### TASK OBJECTIVE
Copy all the entries below exactly, but not the pictures.

### RECORDS PROVIDED
*****
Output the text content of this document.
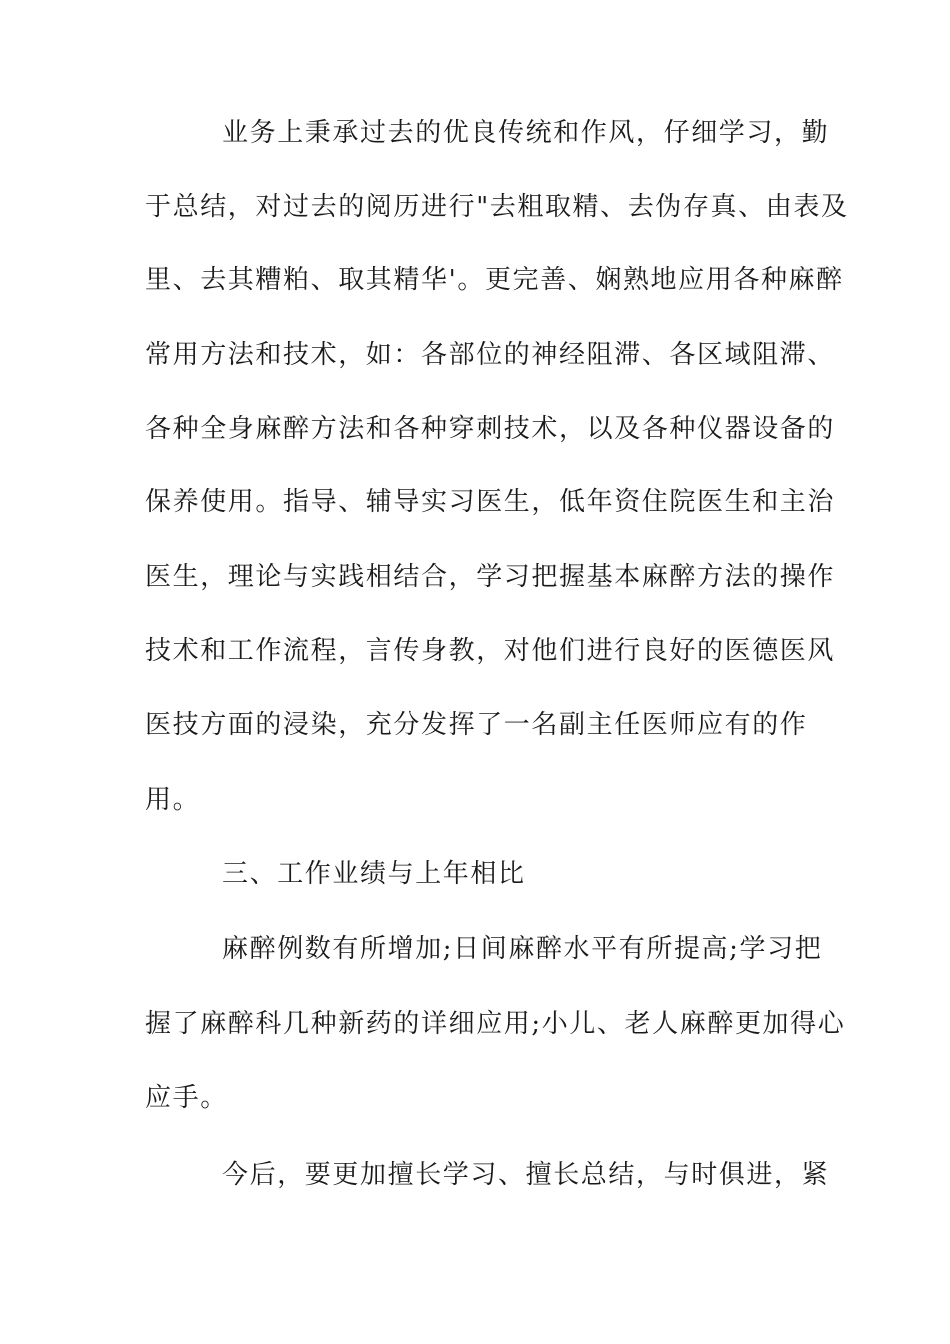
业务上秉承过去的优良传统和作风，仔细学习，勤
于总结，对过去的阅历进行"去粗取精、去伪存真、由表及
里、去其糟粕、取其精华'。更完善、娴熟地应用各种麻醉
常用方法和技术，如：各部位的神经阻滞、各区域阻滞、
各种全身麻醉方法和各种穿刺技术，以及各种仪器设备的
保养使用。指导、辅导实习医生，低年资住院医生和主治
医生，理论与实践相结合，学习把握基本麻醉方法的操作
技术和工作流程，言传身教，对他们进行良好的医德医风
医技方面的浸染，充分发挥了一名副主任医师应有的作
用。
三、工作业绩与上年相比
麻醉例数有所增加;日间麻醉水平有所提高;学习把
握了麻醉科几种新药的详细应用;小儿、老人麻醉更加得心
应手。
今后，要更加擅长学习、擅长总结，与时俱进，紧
*****
### FULL OUTPUT
Output the text content of this document.
业务上秉承过去的优良传统和作风，仔细学习，勤
于总结，对过去的阅历进行"去粗取精、去伪存真、由表及
里、去其糟粕、取其精华'。更完善、娴熟地应用各种麻醉
常用方法和技术，如：各部位的神经阻滞、各区域阻滞、
各种全身麻醉方法和各种穿刺技术，以及各种仪器设备的
保养使用。指导、辅导实习医生，低年资住院医生和主治
医生，理论与实践相结合，学习把握基本麻醉方法的操作
技术和工作流程，言传身教，对他们进行良好的医德医风
医技方面的浸染，充分发挥了一名副主任医师应有的作
用。
三、工作业绩与上年相比
麻醉例数有所增加;日间麻醉水平有所提高;学习把
握了麻醉科几种新药的详细应用;小儿、老人麻醉更加得心
应手。
今后，要更加擅长学习、擅长总结，与时俱进，紧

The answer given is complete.